* Task details *
Reproduce the records verbatim, starting at the first line and ending with the line that contains "- logo-text: KARPOS: [343, 2066, 427, 2085]", including that line.

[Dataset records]
###

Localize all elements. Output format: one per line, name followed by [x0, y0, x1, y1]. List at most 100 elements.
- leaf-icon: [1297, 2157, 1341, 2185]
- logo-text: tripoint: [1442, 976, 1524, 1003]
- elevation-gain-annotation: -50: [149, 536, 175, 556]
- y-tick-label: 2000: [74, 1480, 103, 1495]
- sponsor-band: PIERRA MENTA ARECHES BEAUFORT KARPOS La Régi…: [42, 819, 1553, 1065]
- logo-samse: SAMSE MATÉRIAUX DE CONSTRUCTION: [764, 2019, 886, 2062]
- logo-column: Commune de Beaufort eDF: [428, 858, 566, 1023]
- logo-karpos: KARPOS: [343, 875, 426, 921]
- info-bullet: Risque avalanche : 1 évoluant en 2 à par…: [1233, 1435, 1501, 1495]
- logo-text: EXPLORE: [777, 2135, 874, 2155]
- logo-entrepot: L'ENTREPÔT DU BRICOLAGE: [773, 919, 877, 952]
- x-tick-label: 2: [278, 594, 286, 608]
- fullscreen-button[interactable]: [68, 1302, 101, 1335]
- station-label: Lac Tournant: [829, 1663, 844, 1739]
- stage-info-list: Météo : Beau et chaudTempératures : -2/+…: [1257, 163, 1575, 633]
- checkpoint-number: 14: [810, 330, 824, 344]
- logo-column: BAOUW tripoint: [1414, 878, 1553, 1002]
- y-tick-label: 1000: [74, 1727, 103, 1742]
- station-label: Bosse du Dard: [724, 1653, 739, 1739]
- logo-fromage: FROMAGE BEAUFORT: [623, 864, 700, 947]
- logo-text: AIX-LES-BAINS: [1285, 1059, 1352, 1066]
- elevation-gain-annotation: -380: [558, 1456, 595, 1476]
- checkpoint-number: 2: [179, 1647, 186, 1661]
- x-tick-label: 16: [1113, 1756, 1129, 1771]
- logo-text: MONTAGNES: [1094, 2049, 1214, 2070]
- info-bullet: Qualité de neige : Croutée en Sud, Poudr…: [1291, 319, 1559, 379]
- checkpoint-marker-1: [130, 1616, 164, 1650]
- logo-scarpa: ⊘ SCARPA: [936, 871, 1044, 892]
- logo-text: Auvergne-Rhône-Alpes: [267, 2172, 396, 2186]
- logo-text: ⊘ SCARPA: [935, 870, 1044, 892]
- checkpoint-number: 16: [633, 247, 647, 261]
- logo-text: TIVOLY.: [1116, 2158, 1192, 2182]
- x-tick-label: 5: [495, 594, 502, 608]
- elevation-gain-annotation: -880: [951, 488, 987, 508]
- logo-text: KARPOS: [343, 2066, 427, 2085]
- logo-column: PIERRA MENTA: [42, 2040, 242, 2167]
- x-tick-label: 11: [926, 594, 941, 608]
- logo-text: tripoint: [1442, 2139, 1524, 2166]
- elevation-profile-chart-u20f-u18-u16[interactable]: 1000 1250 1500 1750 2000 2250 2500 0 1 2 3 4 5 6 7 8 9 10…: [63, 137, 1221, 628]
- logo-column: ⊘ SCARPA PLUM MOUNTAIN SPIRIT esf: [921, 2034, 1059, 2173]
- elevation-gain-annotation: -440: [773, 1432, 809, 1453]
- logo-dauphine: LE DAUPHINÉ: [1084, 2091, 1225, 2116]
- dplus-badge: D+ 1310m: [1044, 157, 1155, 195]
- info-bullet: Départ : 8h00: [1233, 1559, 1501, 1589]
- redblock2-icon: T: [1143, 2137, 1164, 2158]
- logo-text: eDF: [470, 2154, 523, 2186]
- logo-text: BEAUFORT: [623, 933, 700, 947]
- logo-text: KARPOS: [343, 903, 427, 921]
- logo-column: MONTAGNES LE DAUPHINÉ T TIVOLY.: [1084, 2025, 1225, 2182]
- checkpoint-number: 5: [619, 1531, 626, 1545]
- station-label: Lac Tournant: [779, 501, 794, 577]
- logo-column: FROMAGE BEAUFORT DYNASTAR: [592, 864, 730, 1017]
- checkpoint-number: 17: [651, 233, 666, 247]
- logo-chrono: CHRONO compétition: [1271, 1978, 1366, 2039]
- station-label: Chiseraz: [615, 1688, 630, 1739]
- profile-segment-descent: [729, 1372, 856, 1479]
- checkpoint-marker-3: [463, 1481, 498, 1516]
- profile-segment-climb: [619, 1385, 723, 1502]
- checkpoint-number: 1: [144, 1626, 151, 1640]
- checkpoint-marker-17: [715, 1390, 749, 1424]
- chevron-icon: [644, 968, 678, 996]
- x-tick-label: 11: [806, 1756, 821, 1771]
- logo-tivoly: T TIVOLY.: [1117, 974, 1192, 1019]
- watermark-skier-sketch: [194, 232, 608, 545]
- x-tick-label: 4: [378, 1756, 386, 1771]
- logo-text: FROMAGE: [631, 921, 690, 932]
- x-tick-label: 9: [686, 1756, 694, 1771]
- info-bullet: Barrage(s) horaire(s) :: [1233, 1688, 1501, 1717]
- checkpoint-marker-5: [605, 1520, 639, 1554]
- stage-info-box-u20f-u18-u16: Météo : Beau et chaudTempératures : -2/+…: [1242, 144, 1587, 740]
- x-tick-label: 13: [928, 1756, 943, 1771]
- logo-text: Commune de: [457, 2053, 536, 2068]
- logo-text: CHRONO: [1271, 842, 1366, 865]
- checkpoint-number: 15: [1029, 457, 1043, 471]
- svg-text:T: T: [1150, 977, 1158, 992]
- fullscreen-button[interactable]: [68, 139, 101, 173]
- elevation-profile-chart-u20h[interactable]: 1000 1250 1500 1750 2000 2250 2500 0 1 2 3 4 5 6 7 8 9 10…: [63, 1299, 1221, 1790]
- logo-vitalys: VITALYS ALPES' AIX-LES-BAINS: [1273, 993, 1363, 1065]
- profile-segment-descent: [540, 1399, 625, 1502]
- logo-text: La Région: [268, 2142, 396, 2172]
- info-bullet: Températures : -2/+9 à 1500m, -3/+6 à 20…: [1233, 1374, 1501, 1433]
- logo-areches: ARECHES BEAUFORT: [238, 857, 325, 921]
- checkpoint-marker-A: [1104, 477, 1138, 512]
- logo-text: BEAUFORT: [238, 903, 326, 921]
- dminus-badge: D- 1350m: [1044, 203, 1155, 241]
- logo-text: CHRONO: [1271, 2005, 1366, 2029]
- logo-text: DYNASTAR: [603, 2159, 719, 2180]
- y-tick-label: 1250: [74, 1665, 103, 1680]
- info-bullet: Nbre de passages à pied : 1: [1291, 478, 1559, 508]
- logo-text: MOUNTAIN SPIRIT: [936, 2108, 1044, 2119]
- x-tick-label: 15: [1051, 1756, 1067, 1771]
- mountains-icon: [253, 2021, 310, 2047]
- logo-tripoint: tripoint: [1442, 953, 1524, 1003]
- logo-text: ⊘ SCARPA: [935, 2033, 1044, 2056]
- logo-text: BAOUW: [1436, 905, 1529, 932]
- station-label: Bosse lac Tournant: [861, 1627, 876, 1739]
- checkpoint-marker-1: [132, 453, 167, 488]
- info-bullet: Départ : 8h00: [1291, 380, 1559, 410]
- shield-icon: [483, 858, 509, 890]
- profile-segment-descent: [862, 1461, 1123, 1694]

###

* Right answer *
Localize all elements. Output format: one per line, name followed by [x0, y0, x1, y1]. List at most 100 elements.
- leaf-icon: [1297, 2157, 1341, 2185]
- logo-text: tripoint: [1442, 976, 1524, 1003]
- elevation-gain-annotation: -50: [149, 536, 175, 556]
- y-tick-label: 2000: [74, 1480, 103, 1495]
- sponsor-band: PIERRA MENTA ARECHES BEAUFORT KARPOS La Régi…: [42, 819, 1553, 1065]
- logo-samse: SAMSE MATÉRIAUX DE CONSTRUCTION: [764, 2019, 886, 2062]
- logo-column: Commune de Beaufort eDF: [428, 858, 566, 1023]
- logo-karpos: KARPOS: [343, 875, 426, 921]
- info-bullet: Risque avalanche : 1 évoluant en 2 à par…: [1233, 1435, 1501, 1495]
- logo-text: EXPLORE: [777, 2135, 874, 2155]
- logo-entrepot: L'ENTREPÔT DU BRICOLAGE: [773, 919, 877, 952]
- x-tick-label: 2: [278, 594, 286, 608]
- fullscreen-button[interactable]: [68, 1302, 101, 1335]
- station-label: Lac Tournant: [829, 1663, 844, 1739]
- stage-info-list: Météo : Beau et chaudTempératures : -2/+…: [1257, 163, 1575, 633]
- checkpoint-number: 14: [810, 330, 824, 344]
- logo-column: BAOUW tripoint: [1414, 878, 1553, 1002]
- y-tick-label: 1000: [74, 1727, 103, 1742]
- station-label: Bosse du Dard: [724, 1653, 739, 1739]
- logo-fromage: FROMAGE BEAUFORT: [623, 864, 700, 947]
- logo-text: AIX-LES-BAINS: [1285, 1059, 1352, 1066]
- elevation-gain-annotation: -380: [558, 1456, 595, 1476]
- checkpoint-number: 2: [179, 1647, 186, 1661]
- x-tick-label: 16: [1113, 1756, 1129, 1771]
- logo-text: MONTAGNES: [1094, 2049, 1214, 2070]
- info-bullet: Qualité de neige : Croutée en Sud, Poudr…: [1291, 319, 1559, 379]
- checkpoint-marker-1: [130, 1616, 164, 1650]
- logo-scarpa: ⊘ SCARPA: [936, 871, 1044, 892]
- logo-text: Auvergne-Rhône-Alpes: [267, 2172, 396, 2186]
- logo-text: ⊘ SCARPA: [935, 870, 1044, 892]
- checkpoint-number: 16: [633, 247, 647, 261]
- logo-text: TIVOLY.: [1116, 2158, 1192, 2182]
- x-tick-label: 5: [495, 594, 502, 608]
- elevation-gain-annotation: -880: [951, 488, 987, 508]
- logo-text: KARPOS: [343, 2066, 427, 2085]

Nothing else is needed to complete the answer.